Copy all lines holding the word "Частина" from the entries.

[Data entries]
********************
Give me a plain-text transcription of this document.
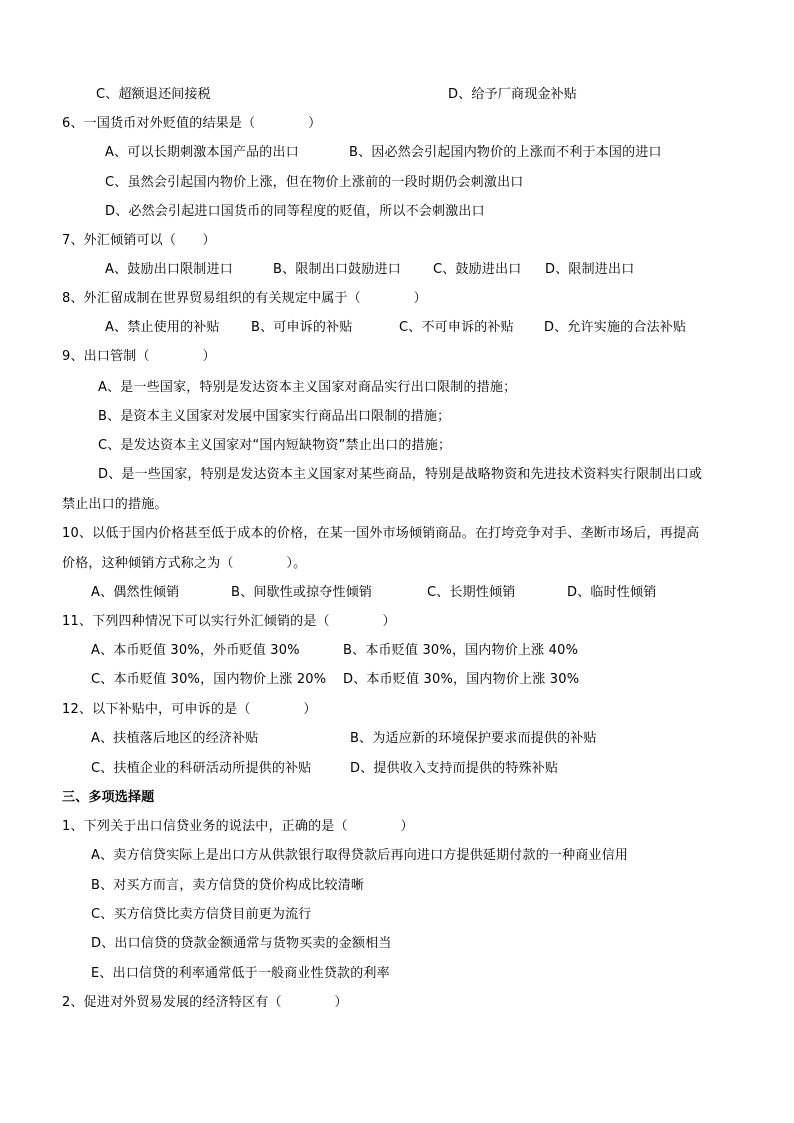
C、超额退还间接税	D、给予厂商现金补贴
6、一国货币对外贬值的结果是（　　　　）
A、可以长期刺激本国产品的出口	B、因必然会引起国内物价的上涨而不利于本国的进口
C、虽然会引起国内物价上涨，但在物价上涨前的一段时期仍会刺激出口
D、必然会引起进口国货币的同等程度的贬值，所以不会刺激出口
7、外汇倾销可以（　　）
A、鼓励出口限制进口	B、限制出口鼓励进口 C、鼓励进出口 D、限制进出口
8、外汇留成制在世界贸易组织的有关规定中属于（　　　　）
A、禁止使用的补贴 B、可申诉的补贴	C、不可申诉的补贴 D、允许实施的合法补贴
9、出口管制（　　　　）
A、是一些国家，特别是发达资本主义国家对商品实行出口限制的措施；
B、是资本主义国家对发展中国家实行商品出口限制的措施；
C、是发达资本主义国家对“国内短缺物资”禁止出口的措施；
D、是一些国家，特别是发达资本主义国家对某些商品，特别是战略物资和先进技术资料实行限制出口或
禁止出口的措施。
10、以低于国内价格甚至低于成本的价格，在某一国外市场倾销商品。在打垮竞争对手、垄断市场后，再提高
价格，这种倾销方式称之为（　　　　）。
A、偶然性倾销	B、间歇性或掠夺性倾销	C、长期性倾销	D、临时性倾销
11、下列四种情况下可以实行外汇倾销的是（　　　　）
A、本币贬值 30%，外币贬值 30%	B、本币贬值 30%，国内物价上涨 40%
C、本币贬值 30%，国内物价上涨 20% D、本币贬值 30%，国内物价上涨 30%
12、以下补贴中，可申诉的是（　　　　）
A、扶植落后地区的经济补贴	B、为适应新的环境保护要求而提供的补贴
C、扶植企业的科研活动所提供的补贴	D、提供收入支持而提供的特殊补贴
三、多项选择题
1、下列关于出口信贷业务的说法中，正确的是（　　　　）
A、卖方信贷实际上是出口方从供款银行取得贷款后再向进口方提供延期付款的一种商业信用
B、对买方而言，卖方信贷的贷价构成比较清晰
C、买方信贷比卖方信贷目前更为流行
D、出口信贷的贷款金额通常与货物买卖的金额相当
E、出口信贷的利率通常低于一般商业性贷款的利率
2、促进对外贸易发展的经济特区有（　　　　）
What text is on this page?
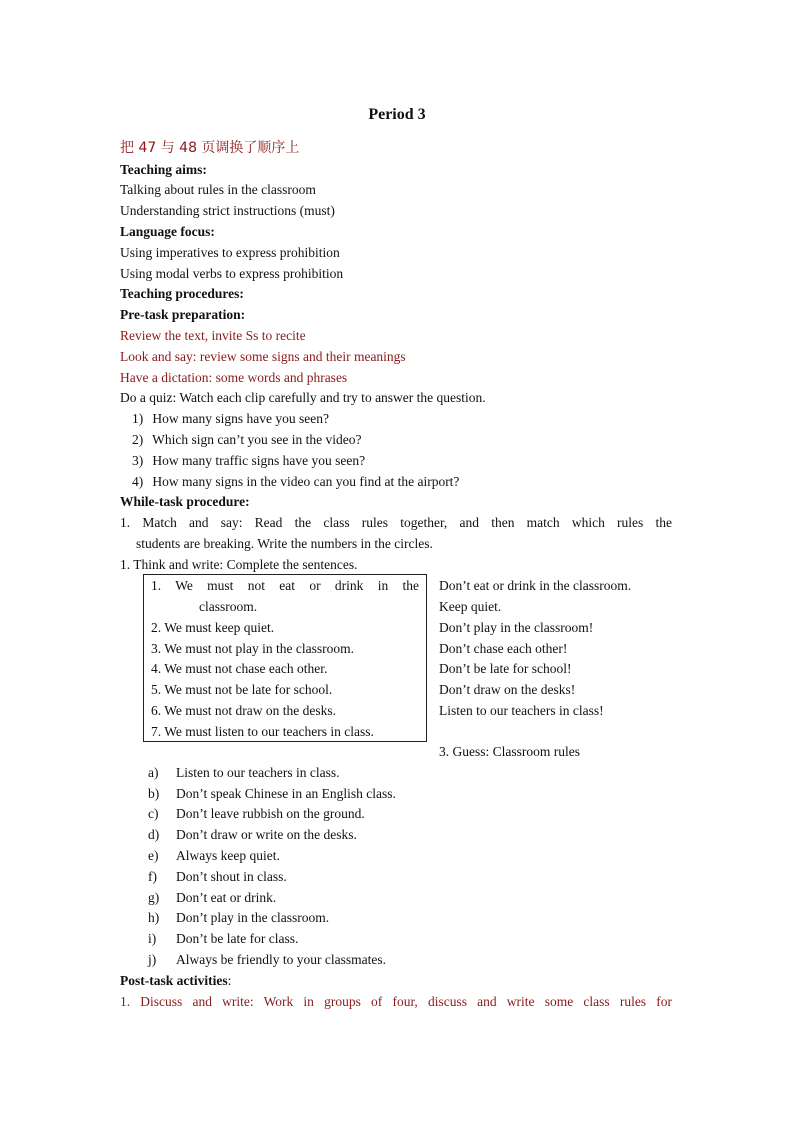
Period 3
把 47 与 48 页调换了顺序上
Teaching aims:
Talking about rules in the classroom
Understanding strict instructions (must)
Language focus:
Using imperatives to express prohibition
Using modal verbs to express prohibition
Teaching procedures:
Pre-task preparation:
Review the text, invite Ss to recite
Look and say: review some signs and their meanings
Have a dictation: some words and phrases
Do a quiz: Watch each clip carefully and try to answer the question.
1) How many signs have you seen?
2) Which sign can’t you see in the video?
3) How many traffic signs have you seen?
4) How many signs in the video can you find at the airport?
While-task procedure:
1. Match and say: Read the class rules together, and then match which rules the
students are breaking. Write the numbers in the circles.
1. Think and write: Complete the sentences.
1. We must not eat or drink in the
classroom.
2. We must keep quiet.
3. We must not play in the classroom.
4. We must not chase each other.
5. We must not be late for school.
6. We must not draw on the desks.
7. We must listen to our teachers in class.
Don’t eat or drink in the classroom.
Keep quiet.
Don’t play in the classroom!
Don’t chase each other!
Don’t be late for school!
Don’t draw on the desks!
Listen to our teachers in class!
3. Guess: Classroom rules
a) Listen to our teachers in class.
b) Don’t speak Chinese in an English class.
c) Don’t leave rubbish on the ground.
d) Don’t draw or write on the desks.
e) Always keep quiet.
f) Don’t shout in class.
g) Don’t eat or drink.
h) Don’t play in the classroom.
i) Don’t be late for class.
j) Always be friendly to your classmates.
Post-task activities:
1. Discuss and write: Work in groups of four, discuss and write some class rules for
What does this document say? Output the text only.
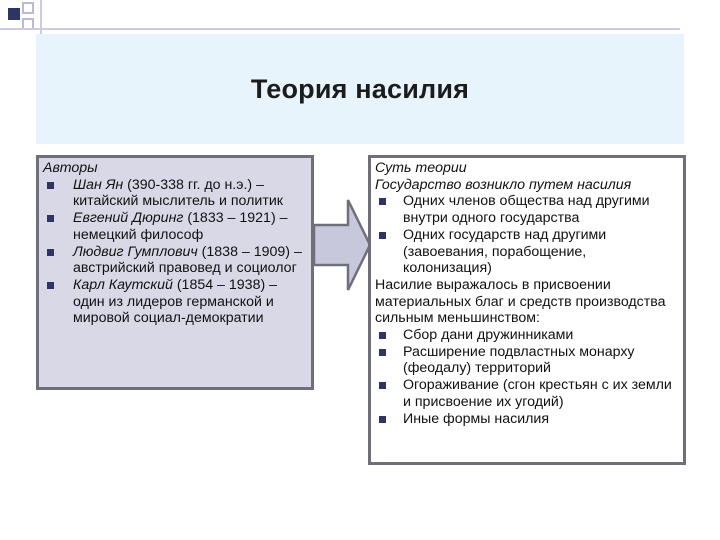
Теория насилия
Авторы
Шан Ян (390-338 гг. до н.э.) – китайский мыслитель и политик
Евгений Дюринг (1833 – 1921) – немецкий философ
Людвиг Гумплович (1838 – 1909) – австрийский правовед и социолог
Карл Каутский (1854 – 1938) – один из лидеров германской и мировой социал-демократии
Суть теории
Государство возникло путем насилия
Одних членов общества над другими внутри одного государства
Одних государств над другими (завоевания, порабощение, колонизация)
Насилие выражалось в присвоении материальных благ и средств производства сильным меньшинством:
Сбор дани дружинниками
Расширение подвластных монарху (феодалу) территорий
Огораживание (сгон крестьян с их земли и присвоение их угодий)
Иные формы насилия
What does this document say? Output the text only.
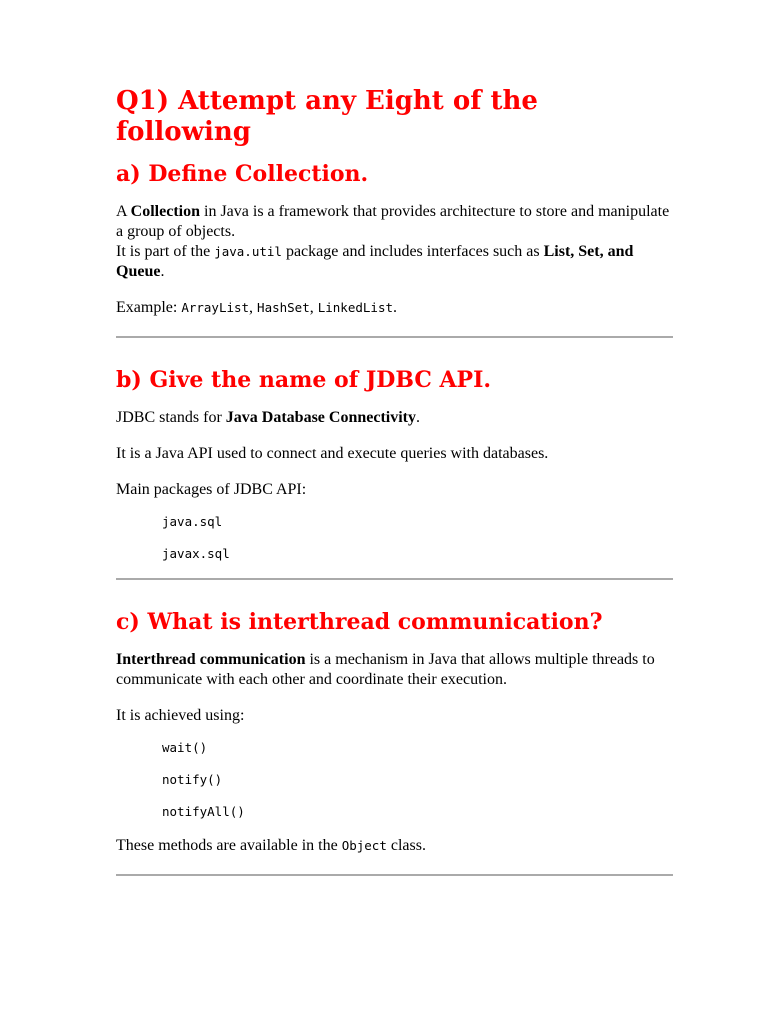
Q1) Attempt any Eight of the following
a) Define Collection.

A Collection in Java is a framework that provides architecture to store and manipulate a group of objects.

It is part of the java.util package and includes interfaces such as List, Set, and Queue.

Example: ArrayList, HashSet, LinkedList.

b) Give the name of JDBC API.

JDBC stands for Java Database Connectivity.

It is a Java API used to connect and execute queries with databases.

Main packages of JDBC API:

java.sql
javax.sql
c) What is interthread communication?

Interthread communication is a mechanism in Java that allows multiple threads to communicate with each other and coordinate their execution.

It is achieved using:

wait()
notify()
notifyAll()

These methods are available in the Object class.
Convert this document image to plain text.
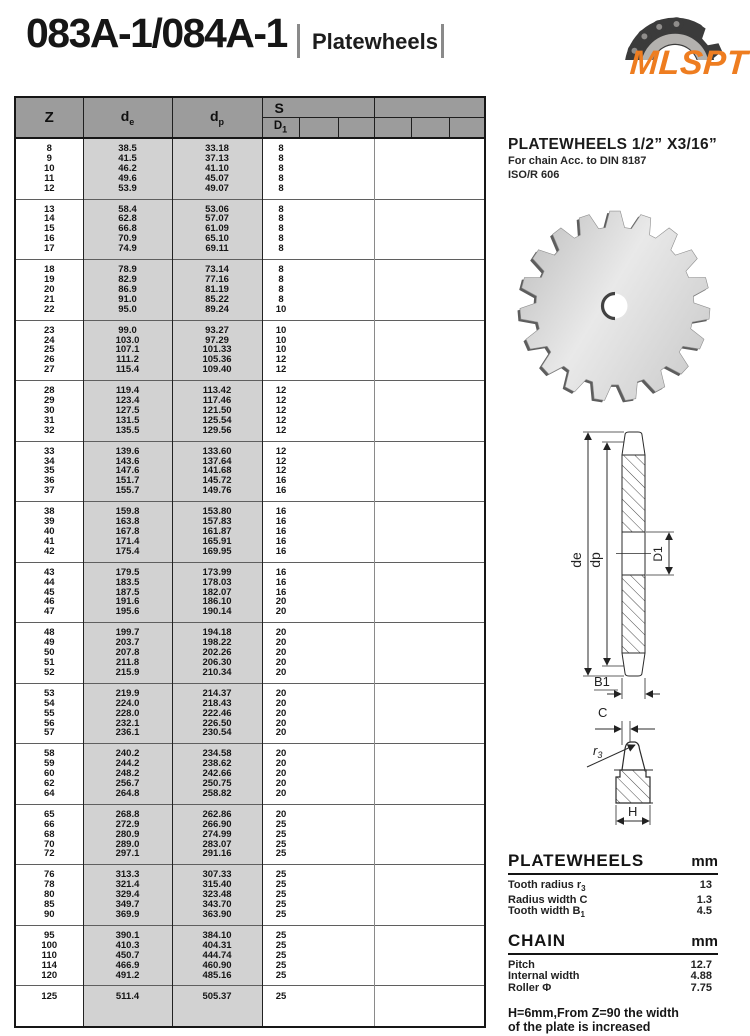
083A-1/084A-1 Platewheels
MLSPT
Z	$d_e$	$d_p$	S					
			$D_1$					
8	38.5	33.18	8					
9	41.5	37.13	8					
10	46.2	41.10	8					
11	49.6	45.07	8					
12	53.9	49.07	8					
13	58.4	53.06	8					
14	62.8	57.07	8					
15	66.8	61.09	8					
16	70.9	65.10	8					
17	74.9	69.11	8					
18	78.9	73.14	8					
19	82.9	77.16	8					
20	86.9	81.19	8					
21	91.0	85.22	8					
22	95.0	89.24	10					
23	99.0	93.27	10					
24	103.0	97.29	10					
25	107.1	101.33	10					
26	111.2	105.36	12					
27	115.4	109.40	12					
28	119.4	113.42	12					
29	123.4	117.46	12					
30	127.5	121.50	12					
31	131.5	125.54	12					
32	135.5	129.56	12					
33	139.6	133.60	12					
34	143.6	137.64	12					
35	147.6	141.68	12					
36	151.7	145.72	16					
37	155.7	149.76	16					
38	159.8	153.80	16					
39	163.8	157.83	16					
40	167.8	161.87	16					
41	171.4	165.91	16					
42	175.4	169.95	16					
43	179.5	173.99	16					
44	183.5	178.03	16					
45	187.5	182.07	16					
46	191.6	186.10	20					
47	195.6	190.14	20					
48	199.7	194.18	20					
49	203.7	198.22	20					
50	207.8	202.26	20					
51	211.8	206.30	20					
52	215.9	210.34	20					
53	219.9	214.37	20					
54	224.0	218.43	20					
55	228.0	222.46	20					
56	232.1	226.50	20					
57	236.1	230.54	20					
58	240.2	234.58	20					
59	244.2	238.62	20					
60	248.2	242.66	20					
62	256.7	250.75	20					
64	264.8	258.82	20					
65	268.8	262.86	20					
66	272.9	266.90	25					
68	280.9	274.99	25					
70	289.0	283.07	25					
72	297.1	291.16	25					
76	313.3	307.33	25					
78	321.4	315.40	25					
80	329.4	323.48	25					
85	349.7	343.70	25					
90	369.9	363.90	25					
95	390.1	384.10	25					
100	410.3	404.31	25					
110	450.7	444.74	25					
114	466.9	460.90	25					
120	491.2	485.16	25					
125	511.4	505.37	25					
PLATEWHEELS 1/2” X3/16”
For chain Acc. to DIN 8187
ISO/R 606
de dp	D1
B1
C
$r_3$
H
PLATEWHEELS	mm
Tooth radius $r_3$	13
Radius width C	1.3
Tooth width $B_1$	4.5
CHAIN	mm
Pitch	12.7
Internal width	4.88
Roller Φ	7.75
H=6mm,From Z=90 the width
of the plate is increased
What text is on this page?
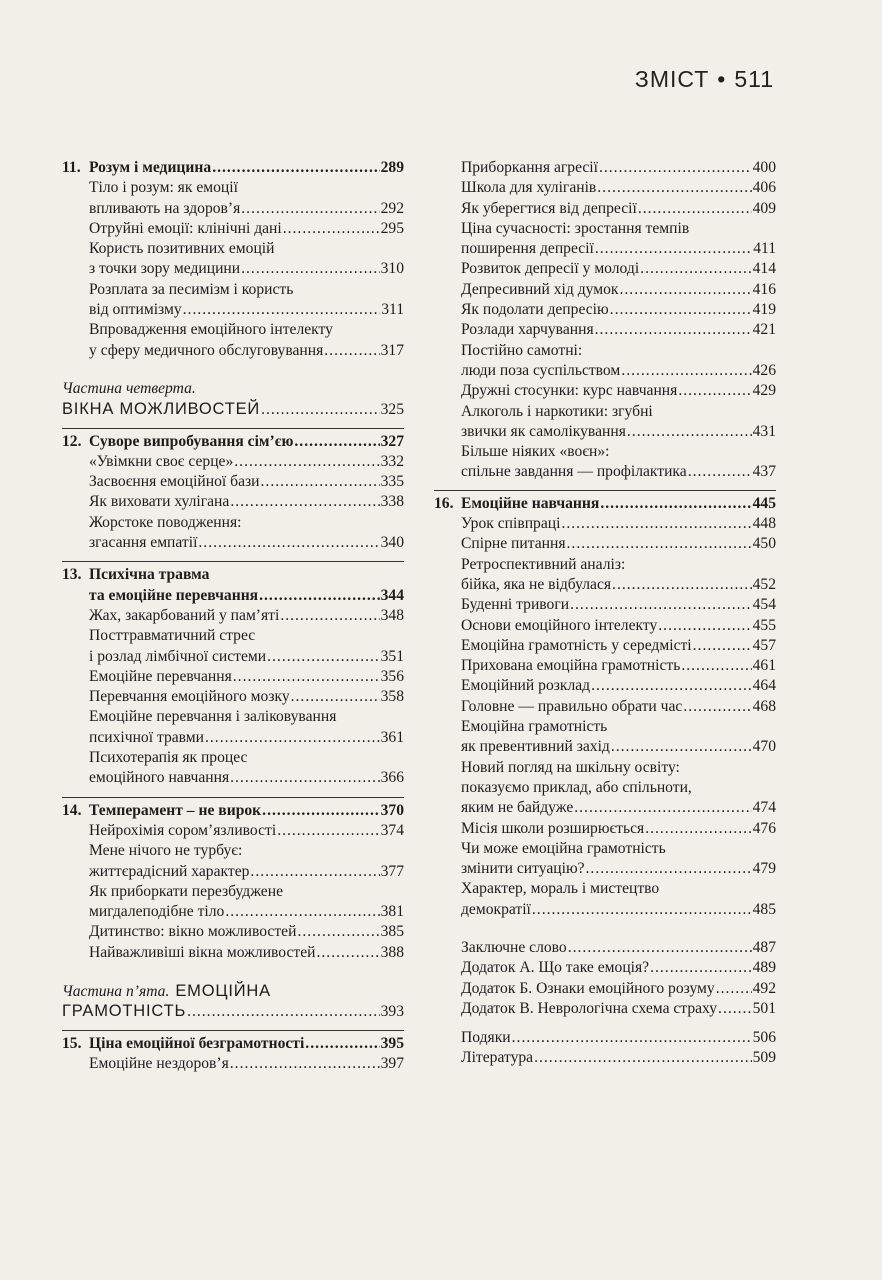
ЗМІСТ • 511
11. Розум і медицина .....	289
Тіло і розум: як емоції
впливають на здоров’я .....	292
Отруйні емоції: клінічні дані .....	295
Користь позитивних емоцій
з точки зору медицини .....	310
Розплата за песимізм і користь
від оптимізму .....	311
Впровадження емоційного інтелекту
у сферу медичного обслуговування .....	317
Частина четверта.
ВІКНА МОЖЛИВОСТЕЙ .....	325
12. Суворе випробування сім’єю .....	327
«Увімкни своє серце» .....	332
Засвоєння емоційної бази .....	335
Як виховати хулігана .....	338
Жорстоке поводження:
згасання емпатії .....	340
13. Психічна травма
та емоційне перевчання .....	344
Жах, закарбований у пам’яті .....	348
Посттравматичний стрес
і розлад лімбічної системи .....	351
Емоційне перевчання .....	356
Перевчання емоційного мозку .....	358
Емоційне перевчання і заліковування
психічної травми .....	361
Психотерапія як процес
емоційного навчання .....	366
14. Темперамент – не вирок .....	370
Нейрохімія сором’язливості .....	374
Мене нічого не турбує:
життєрадісний характер .....	377
Як приборкати перезбуджене
мигдалеподібне тіло .....	381
Дитинство: вікно можливостей .....	385
Найважливіші вікна можливостей .....	388
Частина п’ята. ЕМОЦІЙНА
ГРАМОТНІСТЬ .....	393
15. Ціна емоційної безграмотності .....	395
Емоційне нездоров’я .....	397
Приборкання агресії .....	400
Школа для хуліганів .....	406
Як уберегтися від депресії .....	409
Ціна сучасності: зростання темпів
поширення депресії .....	411
Розвиток депресії у молоді .....	414
Депресивний хід думок .....	416
Як подолати депресію .....	419
Розлади харчування .....	421
Постійно самотні:
люди поза суспільством .....	426
Дружні стосунки: курс навчання .....	429
Алкоголь і наркотики: згубні
звички як самолікування .....	431
Більше ніяких «воєн»:
спільне завдання — профілактика .....	437
16. Емоційне навчання .....	445
Урок співпраці .....	448
Спірне питання .....	450
Ретроспективний аналіз:
бійка, яка не відбулася .....	452
Буденні тривоги .....	454
Основи емоційного інтелекту .....	455
Емоційна грамотність у середмісті .....	457
Прихована емоційна грамотність .....	461
Емоційний розклад .....	464
Головне — правильно обрати час .....	468
Емоційна грамотність
як превентивний захід .....	470
Новий погляд на шкільну освіту:
показуємо приклад, або спільноти,
яким не байдуже .....	474
Місія школи розширюється .....	476
Чи може емоційна грамотність
змінити ситуацію? .....	479
Характер, мораль і мистецтво
демократії .....	485
Заключне слово .....	487
Додаток А. Що таке емоція? .....	489
Додаток Б. Ознаки емоційного розуму ..... 492
Додаток В. Неврологічна схема страху ..... 501
Подяки .....	506
Література .....	509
********************
[OUTPUT FOR THIS TASK]
Частина четверта.
Частина п’ята. ЕМОЦІЙНА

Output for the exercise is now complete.